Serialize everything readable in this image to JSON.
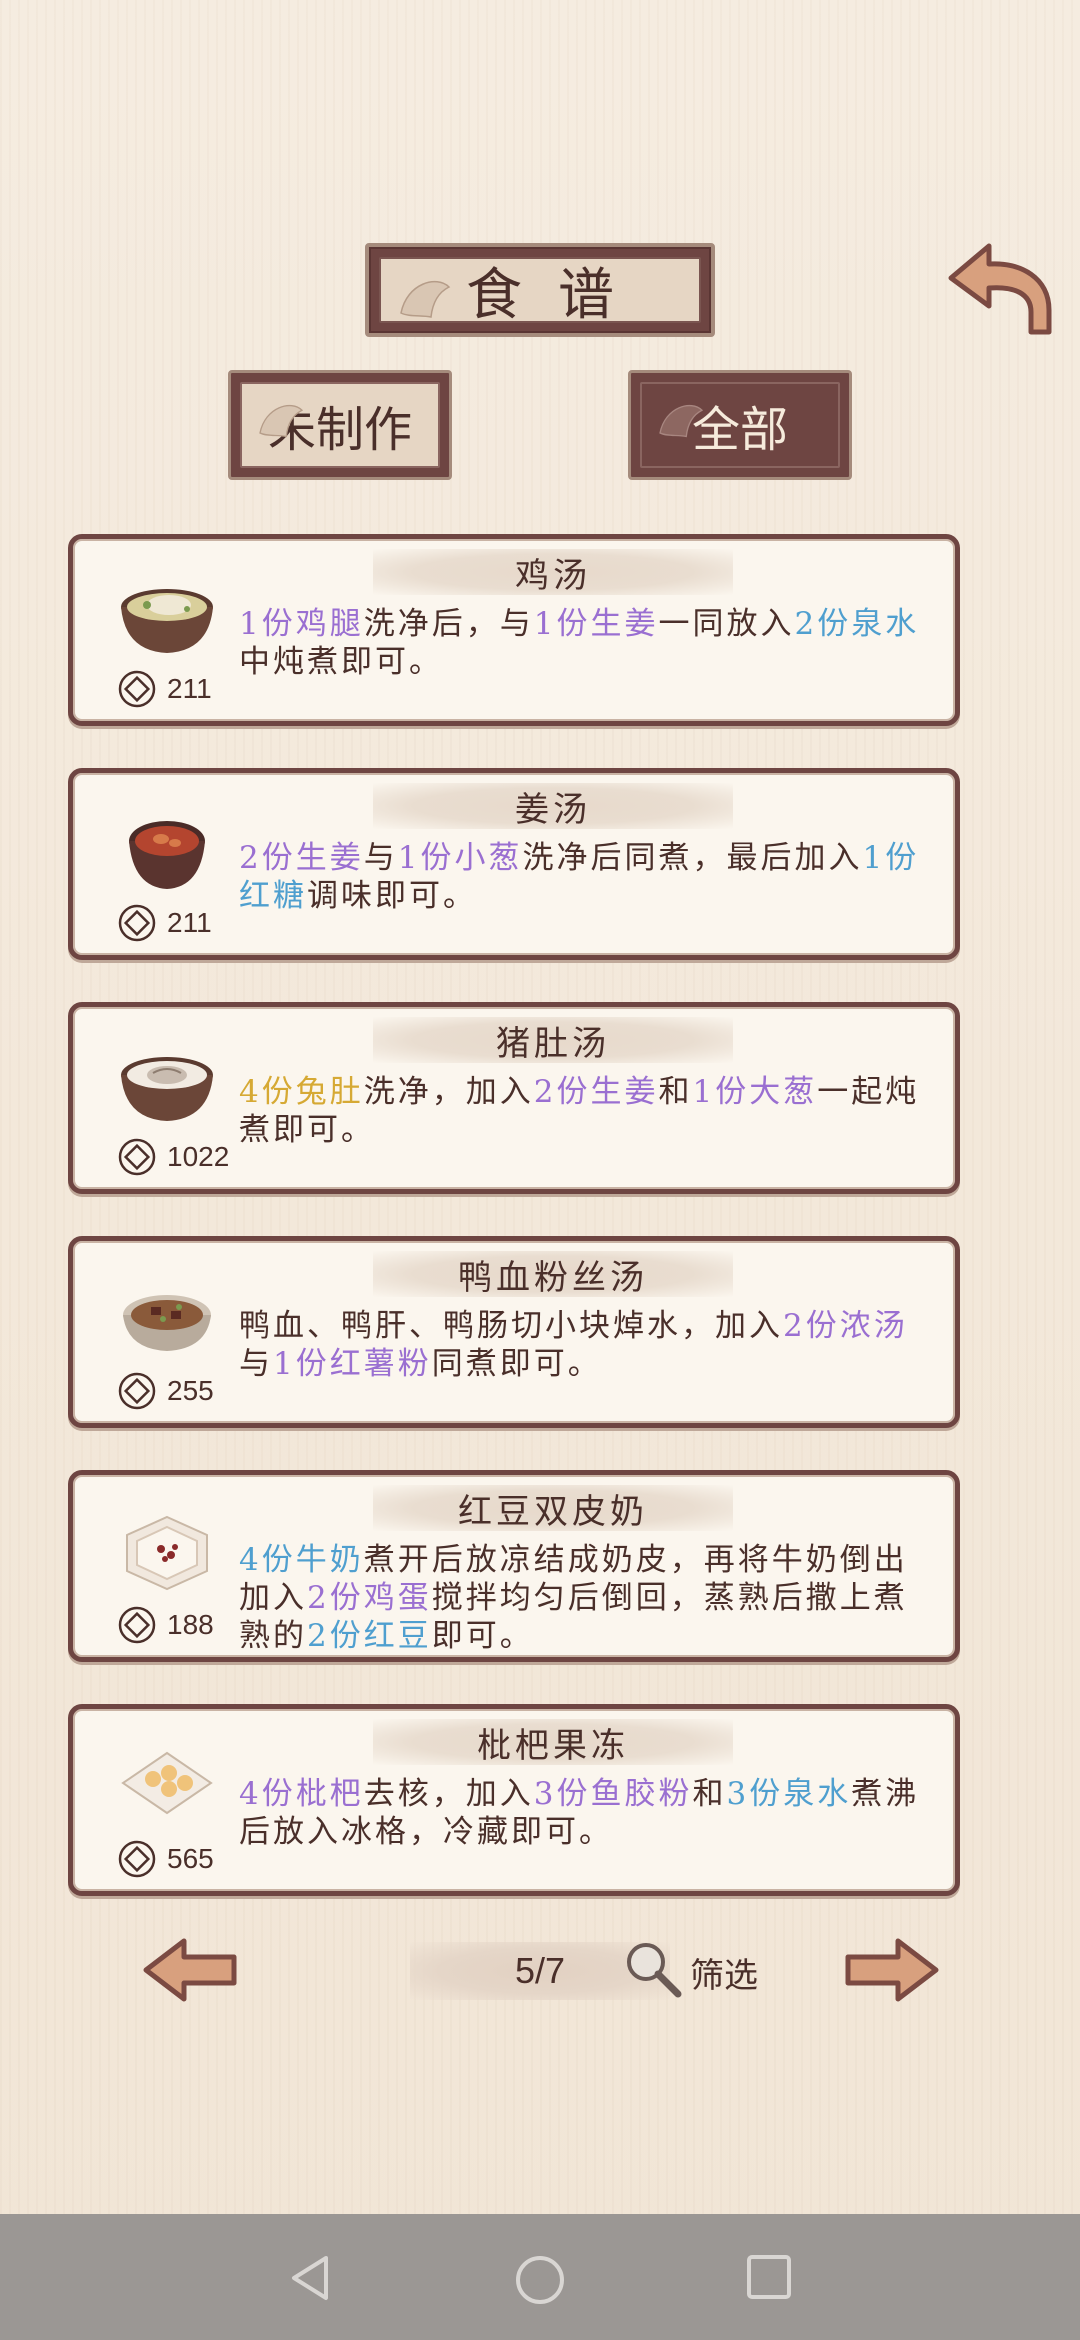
{
  "header": {
    "title": "食谱"
  },
  "filters": {
    "unmade": "未制作",
    "all": "全部"
  },
  "recipes": [
    {
      "name": "鸡汤",
      "price": "211",
      "icon": "chicken-soup-icon",
      "desc": [
        {
          "t": "1份鸡腿",
          "c": "purple"
        },
        {
          "t": "洗净后，与",
          "c": ""
        },
        {
          "t": "1份生姜",
          "c": "purple"
        },
        {
          "t": "一同放入",
          "c": ""
        },
        {
          "t": "2份泉水",
          "c": "blue"
        },
        {
          "t": "中炖煮即可。",
          "c": ""
        }
      ]
    },
    {
      "name": "姜汤",
      "price": "211",
      "icon": "ginger-soup-icon",
      "desc": [
        {
          "t": "2份生姜",
          "c": "purple"
        },
        {
          "t": "与",
          "c": ""
        },
        {
          "t": "1份小葱",
          "c": "purple"
        },
        {
          "t": "洗净后同煮，最后加入",
          "c": ""
        },
        {
          "t": "1份红糖",
          "c": "blue"
        },
        {
          "t": "调味即可。",
          "c": ""
        }
      ]
    },
    {
      "name": "猪肚汤",
      "price": "1022",
      "icon": "pork-tripe-soup-icon",
      "desc": [
        {
          "t": "4份兔肚",
          "c": "gold"
        },
        {
          "t": "洗净，加入",
          "c": ""
        },
        {
          "t": "2份生姜",
          "c": "purple"
        },
        {
          "t": "和",
          "c": ""
        },
        {
          "t": "1份大葱",
          "c": "purple"
        },
        {
          "t": "一起炖煮即可。",
          "c": ""
        }
      ]
    },
    {
      "name": "鸭血粉丝汤",
      "price": "255",
      "icon": "duck-blood-soup-icon",
      "desc": [
        {
          "t": "鸭血、鸭肝、鸭肠切小块焯水，加入",
          "c": ""
        },
        {
          "t": "2份浓汤",
          "c": "purple"
        },
        {
          "t": "与",
          "c": ""
        },
        {
          "t": "1份红薯粉",
          "c": "purple"
        },
        {
          "t": "同煮即可。",
          "c": ""
        }
      ]
    },
    {
      "name": "红豆双皮奶",
      "price": "188",
      "icon": "red-bean-pudding-icon",
      "desc": [
        {
          "t": "4份牛奶",
          "c": "blue"
        },
        {
          "t": "煮开后放凉结成奶皮，再将牛奶倒出加入",
          "c": ""
        },
        {
          "t": "2份鸡蛋",
          "c": "purple"
        },
        {
          "t": "搅拌均匀后倒回，蒸熟后撒上煮熟的",
          "c": ""
        },
        {
          "t": "2份红豆",
          "c": "blue"
        },
        {
          "t": "即可。",
          "c": ""
        }
      ]
    },
    {
      "name": "枇杷果冻",
      "price": "565",
      "icon": "loquat-jelly-icon",
      "desc": [
        {
          "t": "4份枇杷",
          "c": "purple"
        },
        {
          "t": "去核，加入",
          "c": ""
        },
        {
          "t": "3份鱼胶粉",
          "c": "purple"
        },
        {
          "t": "和",
          "c": ""
        },
        {
          "t": "3份泉水",
          "c": "blue"
        },
        {
          "t": "煮沸后放入冰格，冷藏即可。",
          "c": ""
        }
      ]
    }
  ],
  "pagination": {
    "page": "5/7",
    "filter_label": "筛选"
  },
  "colors": {
    "frame": "#6e4542",
    "plate": "#e6d6c4",
    "highlight_purple": "#9a6fd1",
    "highlight_blue": "#4f9fcf",
    "highlight_gold": "#d6a934"
  }
}
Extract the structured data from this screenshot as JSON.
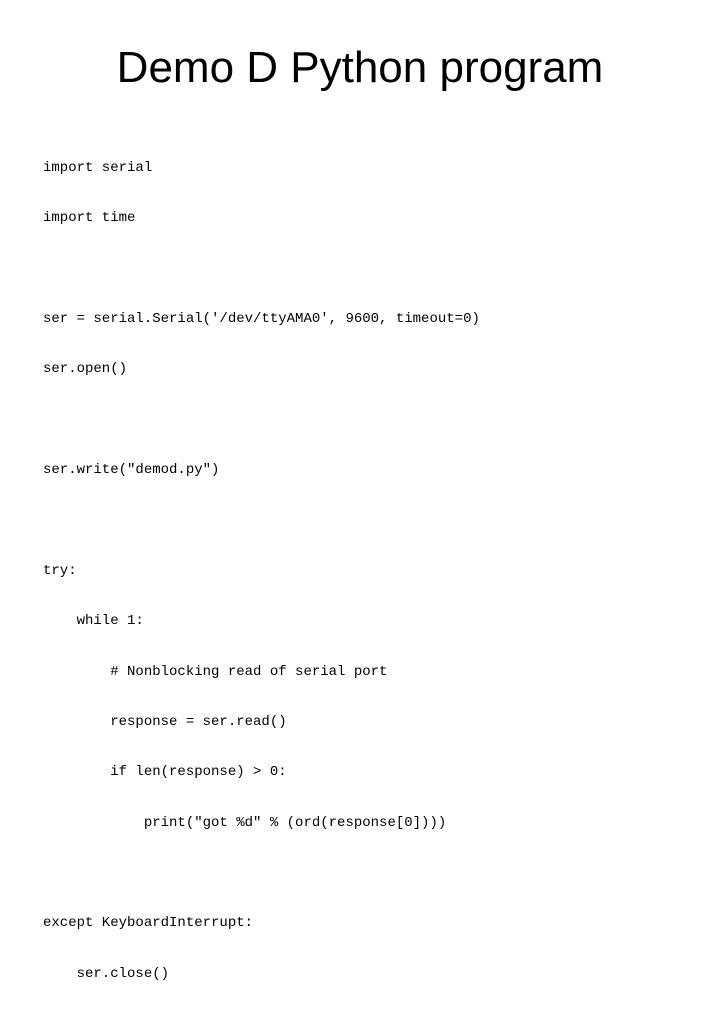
{
  "slide": {
    "title": "Demo D Python program",
    "code_lines": [
      "import serial",
      "import time",
      "",
      "ser = serial.Serial('/dev/ttyAMA0', 9600, timeout=0)",
      "ser.open()",
      "",
      "ser.write(\"demod.py\")",
      "",
      "try:",
      "    while 1:",
      "        # Nonblocking read of serial port",
      "        response = ser.read()",
      "        if len(response) > 0:",
      "            print(\"got %d\" % (ord(response[0])))",
      "",
      "except KeyboardInterrupt:",
      "    ser.close()"
    ]
  }
}
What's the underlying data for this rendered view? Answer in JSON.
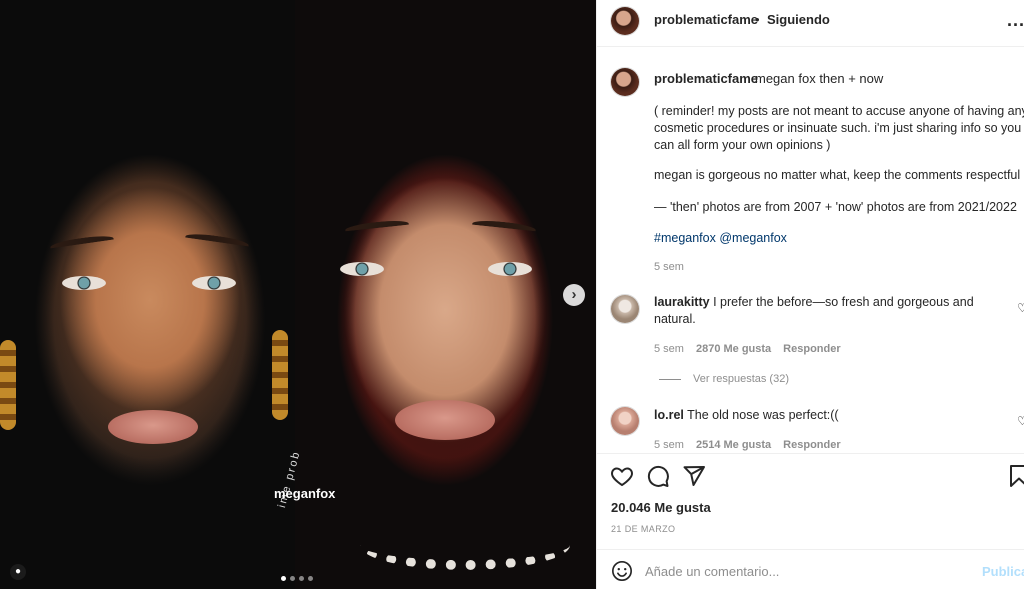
{
  "media": {
    "watermark_name": "meganfox",
    "watermark_sub": "ime prob",
    "next_glyph": "›",
    "carousel": {
      "count": 4,
      "active_index": 0
    }
  },
  "header": {
    "username": "problematicfame",
    "separator": "•",
    "follow_status": "Siguiendo",
    "more": "..."
  },
  "caption": {
    "username": "problematicfame",
    "first_line": "megan fox then + now",
    "reminder_lines": [
      "( reminder! my posts are not meant to accuse anyone of having any",
      "cosmetic procedures or insinuate such. i'm just sharing info so you",
      "can all form your own opinions )"
    ],
    "respect": "megan is gorgeous no matter what, keep the comments respectful",
    "dates": "— 'then' photos are from 2007 + 'now' photos are from 2021/2022",
    "hashtag": "#meganfox",
    "mention": "@meganfox",
    "age": "5 sem"
  },
  "comments": [
    {
      "username": "laurakitty",
      "text_line1": "I prefer the before—so fresh and gorgeous and",
      "text_line2": "natural.",
      "age": "5 sem",
      "likes": "2870 Me gusta",
      "reply": "Responder",
      "view_replies": "Ver respuestas (32)"
    },
    {
      "username": "lo.rel",
      "text_line1": "The old nose was perfect:((",
      "age": "5 sem",
      "likes": "2514 Me gusta",
      "reply": "Responder"
    }
  ],
  "stats": {
    "likes": "20.046 Me gusta",
    "date": "21 DE MARZO"
  },
  "comment_box": {
    "placeholder": "Añade un comentario...",
    "publish": "Publica"
  }
}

* Required work
Reproduce the material in its entirety and word for word, without the pictures.

* Response
Serialize everything readable in this image to JSON.
{
  "header": {
    "title": "食谱"
  },
  "filters": {
    "unmade": "未制作",
    "all": "全部"
  },
  "recipes": [
    {
      "name": "鸡汤",
      "price": "211",
      "icon": "chicken-soup-icon",
      "desc": [
        {
          "t": "1份鸡腿",
          "c": "purple"
        },
        {
          "t": "洗净后，与",
          "c": ""
        },
        {
          "t": "1份生姜",
          "c": "purple"
        },
        {
          "t": "一同放入",
          "c": ""
        },
        {
          "t": "2份泉水",
          "c": "blue"
        },
        {
          "t": "中炖煮即可。",
          "c": ""
        }
      ]
    },
    {
      "name": "姜汤",
      "price": "211",
      "icon": "ginger-soup-icon",
      "desc": [
        {
          "t": "2份生姜",
          "c": "purple"
        },
        {
          "t": "与",
          "c": ""
        },
        {
          "t": "1份小葱",
          "c": "purple"
        },
        {
          "t": "洗净后同煮，最后加入",
          "c": ""
        },
        {
          "t": "1份红糖",
          "c": "blue"
        },
        {
          "t": "调味即可。",
          "c": ""
        }
      ]
    },
    {
      "name": "猪肚汤",
      "price": "1022",
      "icon": "pork-tripe-soup-icon",
      "desc": [
        {
          "t": "4份兔肚",
          "c": "gold"
        },
        {
          "t": "洗净，加入",
          "c": ""
        },
        {
          "t": "2份生姜",
          "c": "purple"
        },
        {
          "t": "和",
          "c": ""
        },
        {
          "t": "1份大葱",
          "c": "purple"
        },
        {
          "t": "一起炖煮即可。",
          "c": ""
        }
      ]
    },
    {
      "name": "鸭血粉丝汤",
      "price": "255",
      "icon": "duck-blood-soup-icon",
      "desc": [
        {
          "t": "鸭血、鸭肝、鸭肠切小块焯水，加入",
          "c": ""
        },
        {
          "t": "2份浓汤",
          "c": "purple"
        },
        {
          "t": "与",
          "c": ""
        },
        {
          "t": "1份红薯粉",
          "c": "purple"
        },
        {
          "t": "同煮即可。",
          "c": ""
        }
      ]
    },
    {
      "name": "红豆双皮奶",
      "price": "188",
      "icon": "red-bean-pudding-icon",
      "desc": [
        {
          "t": "4份牛奶",
          "c": "blue"
        },
        {
          "t": "煮开后放凉结成奶皮，再将牛奶倒出加入",
          "c": ""
        },
        {
          "t": "2份鸡蛋",
          "c": "purple"
        },
        {
          "t": "搅拌均匀后倒回，蒸熟后撒上煮熟的",
          "c": ""
        },
        {
          "t": "2份红豆",
          "c": "blue"
        },
        {
          "t": "即可。",
          "c": ""
        }
      ]
    },
    {
      "name": "枇杷果冻",
      "price": "565",
      "icon": "loquat-jelly-icon",
      "desc": [
        {
          "t": "4份枇杷",
          "c": "purple"
        },
        {
          "t": "去核，加入",
          "c": ""
        },
        {
          "t": "3份鱼胶粉",
          "c": "purple"
        },
        {
          "t": "和",
          "c": ""
        },
        {
          "t": "3份泉水",
          "c": "blue"
        },
        {
          "t": "煮沸后放入冰格，冷藏即可。",
          "c": ""
        }
      ]
    }
  ],
  "pagination": {
    "page": "5/7",
    "filter_label": "筛选"
  },
  "colors": {
    "frame": "#6e4542",
    "plate": "#e6d6c4",
    "highlight_purple": "#9a6fd1",
    "highlight_blue": "#4f9fcf",
    "highlight_gold": "#d6a934"
  }
}
Extract the structured data from this screenshot as JSON.
{
  "slide": {
    "title": "Demo D Python program",
    "code_lines": [
      "import serial",
      "import time",
      "",
      "ser = serial.Serial('/dev/ttyAMA0', 9600, timeout=0)",
      "ser.open()",
      "",
      "ser.write(\"demod.py\")",
      "",
      "try:",
      "    while 1:",
      "        # Nonblocking read of serial port",
      "        response = ser.read()",
      "        if len(response) > 0:",
      "            print(\"got %d\" % (ord(response[0])))",
      "",
      "except KeyboardInterrupt:",
      "    ser.close()"
    ]
  }
}
What's the underlying data for this rendered view? Answer in JSON.
{
  "media": {
    "watermark_name": "meganfox",
    "watermark_sub": "ime prob",
    "next_glyph": "›",
    "carousel": {
      "count": 4,
      "active_index": 0
    }
  },
  "header": {
    "username": "problematicfame",
    "separator": "•",
    "follow_status": "Siguiendo",
    "more": "..."
  },
  "caption": {
    "username": "problematicfame",
    "first_line": "megan fox then + now",
    "reminder_lines": [
      "( reminder! my posts are not meant to accuse anyone of having any",
      "cosmetic procedures or insinuate such. i'm just sharing info so you",
      "can all form your own opinions )"
    ],
    "respect": "megan is gorgeous no matter what, keep the comments respectful",
    "dates": "— 'then' photos are from 2007 + 'now' photos are from 2021/2022",
    "hashtag": "#meganfox",
    "mention": "@meganfox",
    "age": "5 sem"
  },
  "comments": [
    {
      "username": "laurakitty",
      "text_line1": "I prefer the before—so fresh and gorgeous and",
      "text_line2": "natural.",
      "age": "5 sem",
      "likes": "2870 Me gusta",
      "reply": "Responder",
      "view_replies": "Ver respuestas (32)"
    },
    {
      "username": "lo.rel",
      "text_line1": "The old nose was perfect:((",
      "age": "5 sem",
      "likes": "2514 Me gusta",
      "reply": "Responder"
    }
  ],
  "stats": {
    "likes": "20.046 Me gusta",
    "date": "21 DE MARZO"
  },
  "comment_box": {
    "placeholder": "Añade un comentario...",
    "publish": "Publica"
  }
}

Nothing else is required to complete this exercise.